**Problem description:** Write out the whole listing word for word.

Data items
—————
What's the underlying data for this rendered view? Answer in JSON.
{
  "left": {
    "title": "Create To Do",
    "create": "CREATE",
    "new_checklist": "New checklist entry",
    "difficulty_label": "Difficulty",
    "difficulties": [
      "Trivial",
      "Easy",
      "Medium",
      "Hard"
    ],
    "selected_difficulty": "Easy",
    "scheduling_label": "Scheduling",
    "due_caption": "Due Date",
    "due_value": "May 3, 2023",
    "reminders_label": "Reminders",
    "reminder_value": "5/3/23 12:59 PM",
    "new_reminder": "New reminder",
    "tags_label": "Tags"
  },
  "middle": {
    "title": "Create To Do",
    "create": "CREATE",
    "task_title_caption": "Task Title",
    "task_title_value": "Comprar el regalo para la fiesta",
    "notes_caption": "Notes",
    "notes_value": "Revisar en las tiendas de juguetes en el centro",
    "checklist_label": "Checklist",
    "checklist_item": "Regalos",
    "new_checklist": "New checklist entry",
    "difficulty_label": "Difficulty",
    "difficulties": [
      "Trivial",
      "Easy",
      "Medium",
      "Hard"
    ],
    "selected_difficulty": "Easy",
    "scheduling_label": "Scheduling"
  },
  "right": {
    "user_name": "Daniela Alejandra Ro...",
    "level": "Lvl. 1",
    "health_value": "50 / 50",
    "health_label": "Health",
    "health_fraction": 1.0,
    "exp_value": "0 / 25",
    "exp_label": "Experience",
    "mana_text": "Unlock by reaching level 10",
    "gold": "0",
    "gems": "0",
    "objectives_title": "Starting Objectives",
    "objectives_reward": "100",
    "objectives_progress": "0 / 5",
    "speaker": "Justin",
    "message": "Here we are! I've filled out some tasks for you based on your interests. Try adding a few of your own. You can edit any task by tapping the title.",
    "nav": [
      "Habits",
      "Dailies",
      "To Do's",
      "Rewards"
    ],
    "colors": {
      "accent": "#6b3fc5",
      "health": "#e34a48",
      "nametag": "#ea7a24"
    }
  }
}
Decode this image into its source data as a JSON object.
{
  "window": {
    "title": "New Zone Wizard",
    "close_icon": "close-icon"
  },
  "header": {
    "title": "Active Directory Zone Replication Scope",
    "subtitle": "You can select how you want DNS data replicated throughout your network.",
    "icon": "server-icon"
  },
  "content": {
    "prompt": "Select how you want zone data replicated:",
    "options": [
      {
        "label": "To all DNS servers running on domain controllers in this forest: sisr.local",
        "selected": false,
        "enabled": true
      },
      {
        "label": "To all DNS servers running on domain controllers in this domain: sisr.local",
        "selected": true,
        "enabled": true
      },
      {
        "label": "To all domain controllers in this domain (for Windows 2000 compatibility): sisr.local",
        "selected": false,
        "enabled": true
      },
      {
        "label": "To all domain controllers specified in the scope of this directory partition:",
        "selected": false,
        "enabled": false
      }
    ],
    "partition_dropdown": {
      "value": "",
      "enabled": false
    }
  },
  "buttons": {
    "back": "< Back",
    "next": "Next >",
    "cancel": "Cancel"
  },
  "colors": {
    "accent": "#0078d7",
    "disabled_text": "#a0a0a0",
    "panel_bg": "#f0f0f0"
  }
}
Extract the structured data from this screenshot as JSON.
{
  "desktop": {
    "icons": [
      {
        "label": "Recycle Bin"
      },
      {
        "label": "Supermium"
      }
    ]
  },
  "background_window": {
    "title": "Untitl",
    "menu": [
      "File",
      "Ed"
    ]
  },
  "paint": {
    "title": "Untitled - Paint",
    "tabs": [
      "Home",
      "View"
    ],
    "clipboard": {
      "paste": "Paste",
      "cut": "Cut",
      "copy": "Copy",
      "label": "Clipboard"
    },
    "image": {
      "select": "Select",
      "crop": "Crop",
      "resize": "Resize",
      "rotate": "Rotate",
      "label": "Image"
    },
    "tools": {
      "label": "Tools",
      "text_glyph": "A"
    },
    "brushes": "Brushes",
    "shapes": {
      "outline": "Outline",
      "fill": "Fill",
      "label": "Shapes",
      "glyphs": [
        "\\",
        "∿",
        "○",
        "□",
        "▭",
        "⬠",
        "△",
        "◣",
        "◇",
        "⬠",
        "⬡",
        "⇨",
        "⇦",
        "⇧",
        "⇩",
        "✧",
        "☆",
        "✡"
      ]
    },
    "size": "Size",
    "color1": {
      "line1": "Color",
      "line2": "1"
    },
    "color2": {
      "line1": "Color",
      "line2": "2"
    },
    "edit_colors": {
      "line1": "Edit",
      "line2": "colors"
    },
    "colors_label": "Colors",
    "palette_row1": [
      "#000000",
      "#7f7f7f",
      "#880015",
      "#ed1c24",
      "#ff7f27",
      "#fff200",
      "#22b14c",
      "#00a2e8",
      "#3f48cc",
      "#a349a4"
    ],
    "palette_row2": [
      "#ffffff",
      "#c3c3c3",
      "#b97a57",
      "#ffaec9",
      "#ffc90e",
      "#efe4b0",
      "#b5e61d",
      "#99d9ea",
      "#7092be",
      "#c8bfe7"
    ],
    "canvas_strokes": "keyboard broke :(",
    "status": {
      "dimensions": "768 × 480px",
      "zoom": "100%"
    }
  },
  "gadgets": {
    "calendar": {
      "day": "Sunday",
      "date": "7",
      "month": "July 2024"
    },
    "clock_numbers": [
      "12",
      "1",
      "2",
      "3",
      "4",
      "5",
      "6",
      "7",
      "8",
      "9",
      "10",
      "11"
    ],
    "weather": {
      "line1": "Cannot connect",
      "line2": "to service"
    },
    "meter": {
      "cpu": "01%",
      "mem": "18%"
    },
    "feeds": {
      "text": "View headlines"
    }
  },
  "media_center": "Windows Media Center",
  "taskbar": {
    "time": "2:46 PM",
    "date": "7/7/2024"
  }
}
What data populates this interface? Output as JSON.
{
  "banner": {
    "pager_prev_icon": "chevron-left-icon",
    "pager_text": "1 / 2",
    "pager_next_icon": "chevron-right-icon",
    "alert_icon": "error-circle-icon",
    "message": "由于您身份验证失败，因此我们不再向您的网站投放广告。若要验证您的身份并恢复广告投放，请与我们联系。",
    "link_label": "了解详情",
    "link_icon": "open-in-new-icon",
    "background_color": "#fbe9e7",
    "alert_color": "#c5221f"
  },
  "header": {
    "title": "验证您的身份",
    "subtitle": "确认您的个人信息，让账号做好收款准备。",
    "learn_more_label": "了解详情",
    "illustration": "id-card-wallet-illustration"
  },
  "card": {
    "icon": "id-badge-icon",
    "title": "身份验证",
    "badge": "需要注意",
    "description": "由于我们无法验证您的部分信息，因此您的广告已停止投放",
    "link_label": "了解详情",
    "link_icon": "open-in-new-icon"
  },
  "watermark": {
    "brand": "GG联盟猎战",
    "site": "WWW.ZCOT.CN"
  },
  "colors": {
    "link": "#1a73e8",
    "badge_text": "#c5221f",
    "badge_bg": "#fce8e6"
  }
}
—————
**Result of this task:**
What's the underlying data for this rendered view? Answer in JSON.
{
  "left": {
    "title": "Create To Do",
    "create": "CREATE",
    "new_checklist": "New checklist entry",
    "difficulty_label": "Difficulty",
    "difficulties": [
      "Trivial",
      "Easy",
      "Medium",
      "Hard"
    ],
    "selected_difficulty": "Easy",
    "scheduling_label": "Scheduling",
    "due_caption": "Due Date",
    "due_value": "May 3, 2023",
    "reminders_label": "Reminders",
    "reminder_value": "5/3/23 12:59 PM",
    "new_reminder": "New reminder",
    "tags_label": "Tags"
  },
  "middle": {
    "title": "Create To Do",
    "create": "CREATE",
    "task_title_caption": "Task Title",
    "task_title_value": "Comprar el regalo para la fiesta",
    "notes_caption": "Notes",
    "notes_value": "Revisar en las tiendas de juguetes en el centro",
    "checklist_label": "Checklist",
    "checklist_item": "Regalos",
    "new_checklist": "New checklist entry",
    "difficulty_label": "Difficulty",
    "difficulties": [
      "Trivial",
      "Easy",
      "Medium",
      "Hard"
    ],
    "selected_difficulty": "Easy",
    "scheduling_label": "Scheduling"
  },
  "right": {
    "user_name": "Daniela Alejandra Ro...",
    "level": "Lvl. 1",
    "health_value": "50 / 50",
    "health_label": "Health",
    "health_fraction": 1.0,
    "exp_value": "0 / 25",
    "exp_label": "Experience",
    "mana_text": "Unlock by reaching level 10",
    "gold": "0",
    "gems": "0",
    "objectives_title": "Starting Objectives",
    "objectives_reward": "100",
    "objectives_progress": "0 / 5",
    "speaker": "Justin",
    "message": "Here we are! I've filled out some tasks for you based on your interests. Try adding a few of your own. You can edit any task by tapping the title.",
    "nav": [
      "Habits",
      "Dailies",
      "To Do's",
      "Rewards"
    ],
    "colors": {
      "accent": "#6b3fc5",
      "health": "#e34a48",
      "nametag": "#ea7a24"
    }
  }
}
Decode this image into its source data as a JSON object.
{
  "window": {
    "title": "New Zone Wizard",
    "close_icon": "close-icon"
  },
  "header": {
    "title": "Active Directory Zone Replication Scope",
    "subtitle": "You can select how you want DNS data replicated throughout your network.",
    "icon": "server-icon"
  },
  "content": {
    "prompt": "Select how you want zone data replicated:",
    "options": [
      {
        "label": "To all DNS servers running on domain controllers in this forest: sisr.local",
        "selected": false,
        "enabled": true
      },
      {
        "label": "To all DNS servers running on domain controllers in this domain: sisr.local",
        "selected": true,
        "enabled": true
      },
      {
        "label": "To all domain controllers in this domain (for Windows 2000 compatibility): sisr.local",
        "selected": false,
        "enabled": true
      },
      {
        "label": "To all domain controllers specified in the scope of this directory partition:",
        "selected": false,
        "enabled": false
      }
    ],
    "partition_dropdown": {
      "value": "",
      "enabled": false
    }
  },
  "buttons": {
    "back": "< Back",
    "next": "Next >",
    "cancel": "Cancel"
  },
  "colors": {
    "accent": "#0078d7",
    "disabled_text": "#a0a0a0",
    "panel_bg": "#f0f0f0"
  }
}
Extract the structured data from this screenshot as JSON.
{
  "desktop": {
    "icons": [
      {
        "label": "Recycle Bin"
      },
      {
        "label": "Supermium"
      }
    ]
  },
  "background_window": {
    "title": "Untitl",
    "menu": [
      "File",
      "Ed"
    ]
  },
  "paint": {
    "title": "Untitled - Paint",
    "tabs": [
      "Home",
      "View"
    ],
    "clipboard": {
      "paste": "Paste",
      "cut": "Cut",
      "copy": "Copy",
      "label": "Clipboard"
    },
    "image": {
      "select": "Select",
      "crop": "Crop",
      "resize": "Resize",
      "rotate": "Rotate",
      "label": "Image"
    },
    "tools": {
      "label": "Tools",
      "text_glyph": "A"
    },
    "brushes": "Brushes",
    "shapes": {
      "outline": "Outline",
      "fill": "Fill",
      "label": "Shapes",
      "glyphs": [
        "\\",
        "∿",
        "○",
        "□",
        "▭",
        "⬠",
        "△",
        "◣",
        "◇",
        "⬠",
        "⬡",
        "⇨",
        "⇦",
        "⇧",
        "⇩",
        "✧",
        "☆",
        "✡"
      ]
    },
    "size": "Size",
    "color1": {
      "line1": "Color",
      "line2": "1"
    },
    "color2": {
      "line1": "Color",
      "line2": "2"
    },
    "edit_colors": {
      "line1": "Edit",
      "line2": "colors"
    },
    "colors_label": "Colors",
    "palette_row1": [
      "#000000",
      "#7f7f7f",
      "#880015",
      "#ed1c24",
      "#ff7f27",
      "#fff200",
      "#22b14c",
      "#00a2e8",
      "#3f48cc",
      "#a349a4"
    ],
    "palette_row2": [
      "#ffffff",
      "#c3c3c3",
      "#b97a57",
      "#ffaec9",
      "#ffc90e",
      "#efe4b0",
      "#b5e61d",
      "#99d9ea",
      "#7092be",
      "#c8bfe7"
    ],
    "canvas_strokes": "keyboard broke :(",
    "status": {
      "dimensions": "768 × 480px",
      "zoom": "100%"
    }
  },
  "gadgets": {
    "calendar": {
      "day": "Sunday",
      "date": "7",
      "month": "July 2024"
    },
    "clock_numbers": [
      "12",
      "1",
      "2",
      "3",
      "4",
      "5",
      "6",
      "7",
      "8",
      "9",
      "10",
      "11"
    ],
    "weather": {
      "line1": "Cannot connect",
      "line2": "to service"
    },
    "meter": {
      "cpu": "01%",
      "mem": "18%"
    },
    "feeds": {
      "text": "View headlines"
    }
  },
  "media_center": "Windows Media Center",
  "taskbar": {
    "time": "2:46 PM",
    "date": "7/7/2024"
  }
}
What data populates this interface? Output as JSON.
{
  "banner": {
    "pager_prev_icon": "chevron-left-icon",
    "pager_text": "1 / 2",
    "pager_next_icon": "chevron-right-icon",
    "alert_icon": "error-circle-icon",
    "message": "由于您身份验证失败，因此我们不再向您的网站投放广告。若要验证您的身份并恢复广告投放，请与我们联系。",
    "link_label": "了解详情",
    "link_icon": "open-in-new-icon",
    "background_color": "#fbe9e7",
    "alert_color": "#c5221f"
  },
  "header": {
    "title": "验证您的身份",
    "subtitle": "确认您的个人信息，让账号做好收款准备。",
    "learn_more_label": "了解详情",
    "illustration": "id-card-wallet-illustration"
  },
  "card": {
    "icon": "id-badge-icon",
    "title": "身份验证",
    "badge": "需要注意",
    "description": "由于我们无法验证您的部分信息，因此您的广告已停止投放",
    "link_label": "了解详情",
    "link_icon": "open-in-new-icon"
  },
  "watermark": {
    "brand": "GG联盟猎战",
    "site": "WWW.ZCOT.CN"
  },
  "colors": {
    "link": "#1a73e8",
    "badge_text": "#c5221f",
    "badge_bg": "#fce8e6"
  }
}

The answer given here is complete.